▶ [PROVIDED MATERIAL]:
-- -- --
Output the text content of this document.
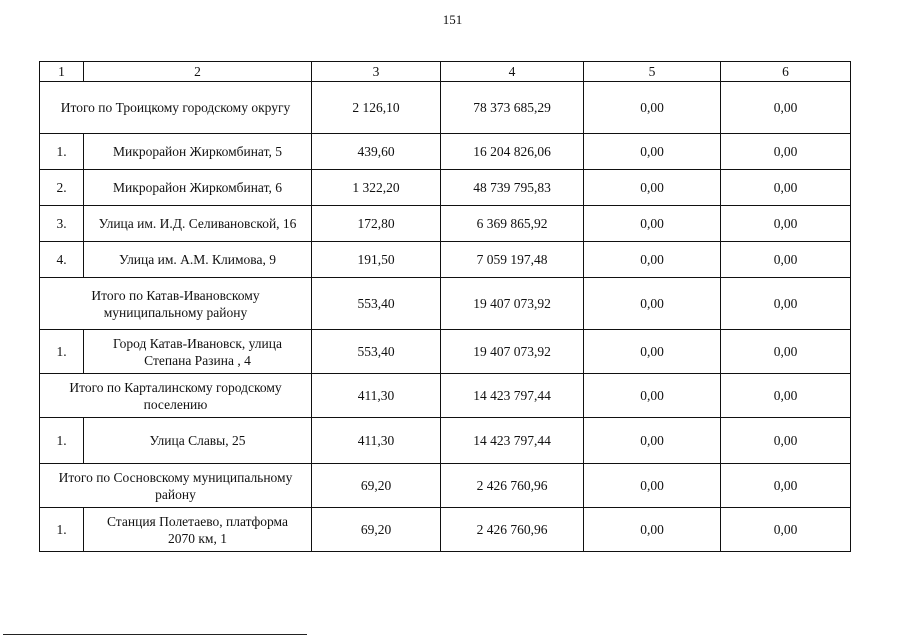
151
1	2	3	4	5	6
Итого по Троицкому городскому округу		2 126,10	78 373 685,29	0,00	0,00
1.	Микрорайон Жиркомбинат, 5	439,60	16 204 826,06	0,00	0,00
2.	Микрорайон Жиркомбинат, 6	1 322,20	48 739 795,83	0,00	0,00
3.	Улица им. И.Д. Селивановской, 16	172,80	6 369 865,92	0,00	0,00
4.	Улица им. А.М. Климова, 9	191,50	7 059 197,48	0,00	0,00
Итого по Катав-Ивановскому
муниципальному району		553,40	19 407 073,92	0,00	0,00
1.	Город Катав-Ивановск, улица
Степана Разина , 4	553,40	19 407 073,92	0,00	0,00
Итого по Карталинскому городскому
поселению		411,30	14 423 797,44	0,00	0,00
1.	Улица Славы, 25	411,30	14 423 797,44	0,00	0,00
Итого по Сосновскому муниципальному
району		69,20	2 426 760,96	0,00	0,00
1.	Станция Полетаево, платформа
2070 км, 1	69,20	2 426 760,96	0,00	0,00
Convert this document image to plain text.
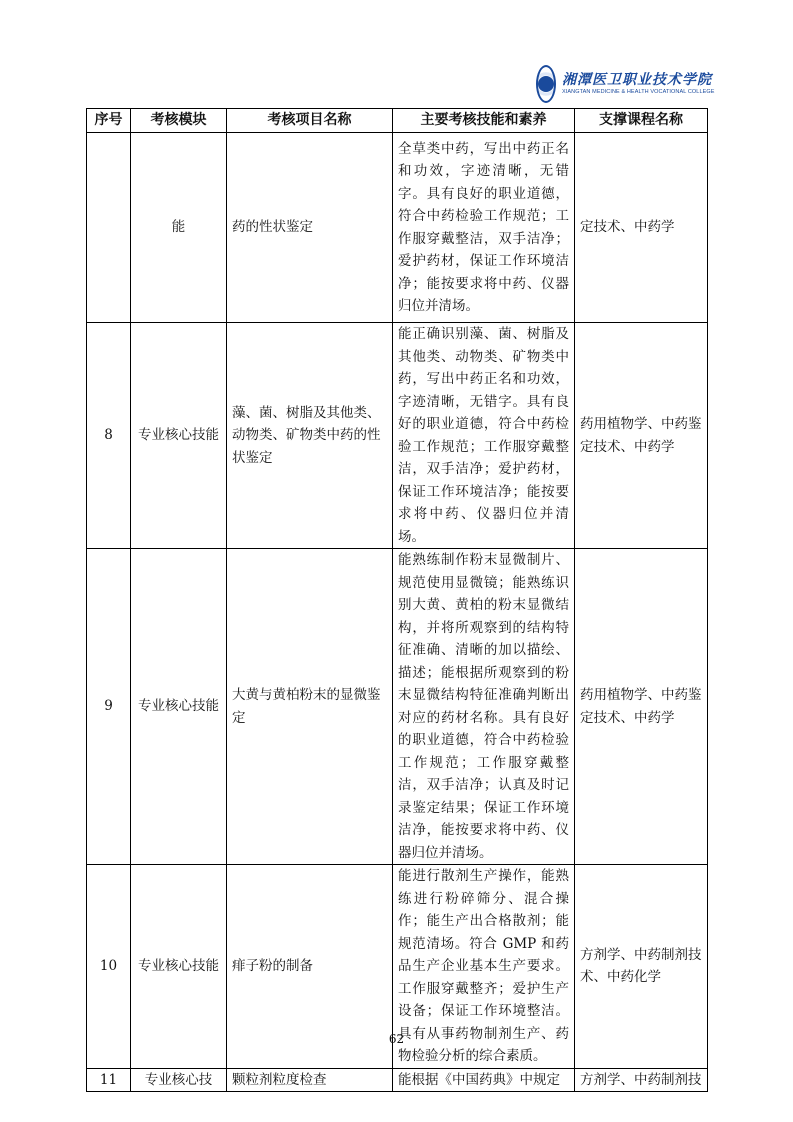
湘潭医卫职业技术学院
XIANGTAN MEDICINE & HEALTH VOCATIONAL COLLEGE
序号	考核模块	考核项目名称	主要考核技能和素养	支撑课程名称
	能	药的性状鉴定	全草类中药，写出中药正名和功效，字迹清晰，无错字。具有良好的职业道德，符合中药检验工作规范；工作服穿戴整洁，双手洁净；爱护药材，保证工作环境洁净；能按要求将中药、仪器归位并清场。	定技术、中药学
8	专业核心技能	藻、菌、树脂及其他类、动物类、矿物类中药的性状鉴定	能正确识别藻、菌、树脂及其他类、动物类、矿物类中药，写出中药正名和功效，字迹清晰，无错字。具有良好的职业道德，符合中药检验工作规范；工作服穿戴整洁，双手洁净；爱护药材，保证工作环境洁净；能按要求将中药、仪器归位并清场。	药用植物学、中药鉴定技术、中药学
9	专业核心技能	大黄与黄柏粉末的显微鉴定	能熟练制作粉末显微制片、规范使用显微镜；能熟练识别大黄、黄柏的粉末显微结构，并将所观察到的结构特征准确、清晰的加以描绘、描述；能根据所观察到的粉末显微结构特征准确判断出对应的药材名称。具有良好的职业道德，符合中药检验工作规范；工作服穿戴整洁，双手洁净；认真及时记录鉴定结果；保证工作环境洁净，能按要求将中药、仪器归位并清场。	药用植物学、中药鉴定技术、中药学
10	专业核心技能	痱子粉的制备	能进行散剂生产操作，能熟练进行粉碎筛分、混合操作；能生产出合格散剂；能规范清场。符合 GMP 和药品生产企业基本生产要求。工作服穿戴整齐；爱护生产设备；保证工作环境整洁。具有从事药物制剂生产、药物检验分析的综合素质。	方剂学、中药制剂技术、中药化学
11	专业核心技	颗粒剂粒度检查	能根据《中国药典》中规定	方剂学、中药制剂技
62
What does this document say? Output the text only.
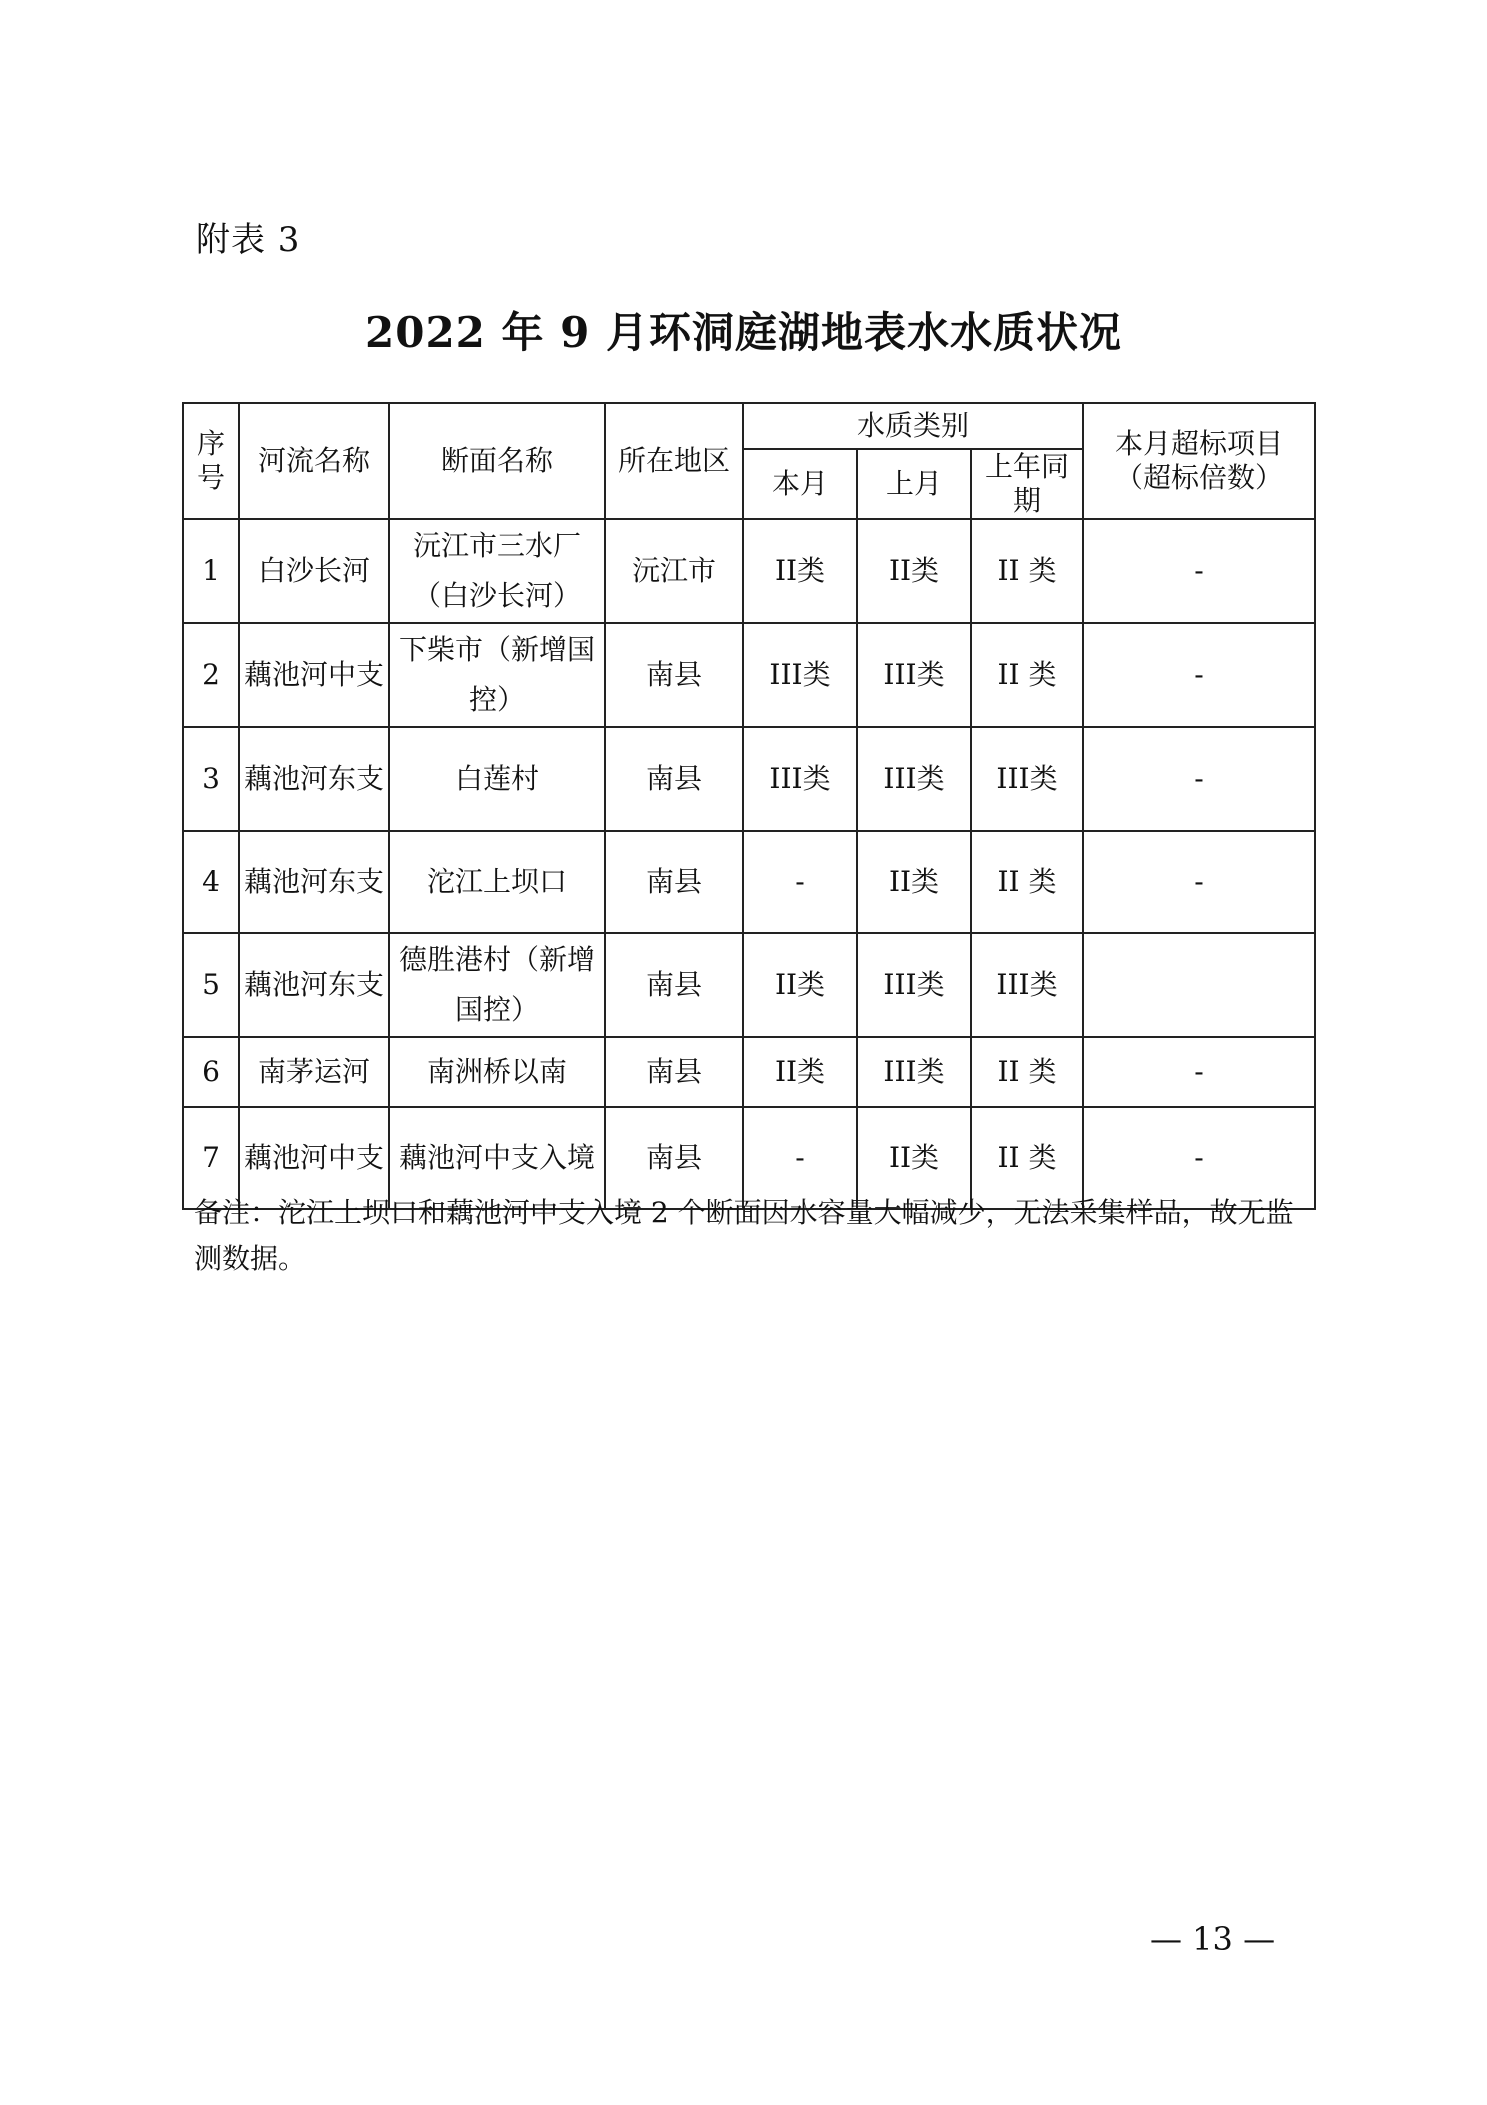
附表 3
2022 年 9 月环洞庭湖地表水水质状况
序号	河流名称	断面名称	所在地区	水质类别			本月超标项目（超标倍数）
				本月	上月	上年同期	
1	白沙长河	沅江市三水厂（白沙长河）	沅江市	II类	II类	II 类	-
2	藕池河中支	下柴市（新增国控）	南县	III类	III类	II 类	-
3	藕池河东支	白莲村	南县	III类	III类	III类	-
4	藕池河东支	沱江上坝口	南县	-	II类	II 类	-
5	藕池河东支	德胜港村（新增国控）	南县	II类	III类	III类	
6	南茅运河	南洲桥以南	南县	II类	III类	II 类	-
7	藕池河中支	藕池河中支入境	南县	-	II类	II 类	-
备注：沱江上坝口和藕池河中支入境 2 个断面因水容量大幅减少，无法采集样品，故无监测数据。
— 13 —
-- -- --
▶ [PROBLEM]:
Give an exact copy of the material, leaving out every picture.

▶ [ANSWER]:
Output the text content of this document.
151
1	2	3	4	5	6
Итого по Троицкому городскому округу		2 126,10	78 373 685,29	0,00	0,00
1.	Микрорайон Жиркомбинат, 5	439,60	16 204 826,06	0,00	0,00
2.	Микрорайон Жиркомбинат, 6	1 322,20	48 739 795,83	0,00	0,00
3.	Улица им. И.Д. Селивановской, 16	172,80	6 369 865,92	0,00	0,00
4.	Улица им. А.М. Климова, 9	191,50	7 059 197,48	0,00	0,00
Итого по Катав-Ивановскому
муниципальному району		553,40	19 407 073,92	0,00	0,00
1.	Город Катав-Ивановск, улица
Степана Разина , 4	553,40	19 407 073,92	0,00	0,00
Итого по Карталинскому городскому
поселению		411,30	14 423 797,44	0,00	0,00
1.	Улица Славы, 25	411,30	14 423 797,44	0,00	0,00
Итого по Сосновскому муниципальному
району		69,20	2 426 760,96	0,00	0,00
1.	Станция Полетаево, платформа
2070 км, 1	69,20	2 426 760,96	0,00	0,00
Convert this document image to plain text.
湘潭医卫职业技术学院
XIANGTAN MEDICINE & HEALTH VOCATIONAL COLLEGE
序号	考核模块	考核项目名称	主要考核技能和素养	支撑课程名称
	能	药的性状鉴定	全草类中药，写出中药正名和功效，字迹清晰，无错字。具有良好的职业道德，符合中药检验工作规范；工作服穿戴整洁，双手洁净；爱护药材，保证工作环境洁净；能按要求将中药、仪器归位并清场。	定技术、中药学
8	专业核心技能	藻、菌、树脂及其他类、动物类、矿物类中药的性状鉴定	能正确识别藻、菌、树脂及其他类、动物类、矿物类中药，写出中药正名和功效，字迹清晰，无错字。具有良好的职业道德，符合中药检验工作规范；工作服穿戴整洁，双手洁净；爱护药材，保证工作环境洁净；能按要求将中药、仪器归位并清场。	药用植物学、中药鉴定技术、中药学
9	专业核心技能	大黄与黄柏粉末的显微鉴定	能熟练制作粉末显微制片、规范使用显微镜；能熟练识别大黄、黄柏的粉末显微结构，并将所观察到的结构特征准确、清晰的加以描绘、描述；能根据所观察到的粉末显微结构特征准确判断出对应的药材名称。具有良好的职业道德，符合中药检验工作规范；工作服穿戴整洁，双手洁净；认真及时记录鉴定结果；保证工作环境洁净，能按要求将中药、仪器归位并清场。	药用植物学、中药鉴定技术、中药学
10	专业核心技能	痱子粉的制备	能进行散剂生产操作，能熟练进行粉碎筛分、混合操作；能生产出合格散剂；能规范清场。符合 GMP 和药品生产企业基本生产要求。工作服穿戴整齐；爱护生产设备；保证工作环境整洁。具有从事药物制剂生产、药物检验分析的综合素质。	方剂学、中药制剂技术、中药化学
11	专业核心技	颗粒剂粒度检查	能根据《中国药典》中规定	方剂学、中药制剂技
62
What does this document say? Output the text only.
附表 3
2022 年 9 月环洞庭湖地表水水质状况
序号	河流名称	断面名称	所在地区	水质类别			本月超标项目（超标倍数）
				本月	上月	上年同期	
1	白沙长河	沅江市三水厂（白沙长河）	沅江市	II类	II类	II 类	-
2	藕池河中支	下柴市（新增国控）	南县	III类	III类	II 类	-
3	藕池河东支	白莲村	南县	III类	III类	III类	-
4	藕池河东支	沱江上坝口	南县	-	II类	II 类	-
5	藕池河东支	德胜港村（新增国控）	南县	II类	III类	III类	
6	南茅运河	南洲桥以南	南县	II类	III类	II 类	-
7	藕池河中支	藕池河中支入境	南县	-	II类	II 类	-
备注：沱江上坝口和藕池河中支入境 2 个断面因水容量大幅减少，无法采集样品，故无监测数据。
— 13 —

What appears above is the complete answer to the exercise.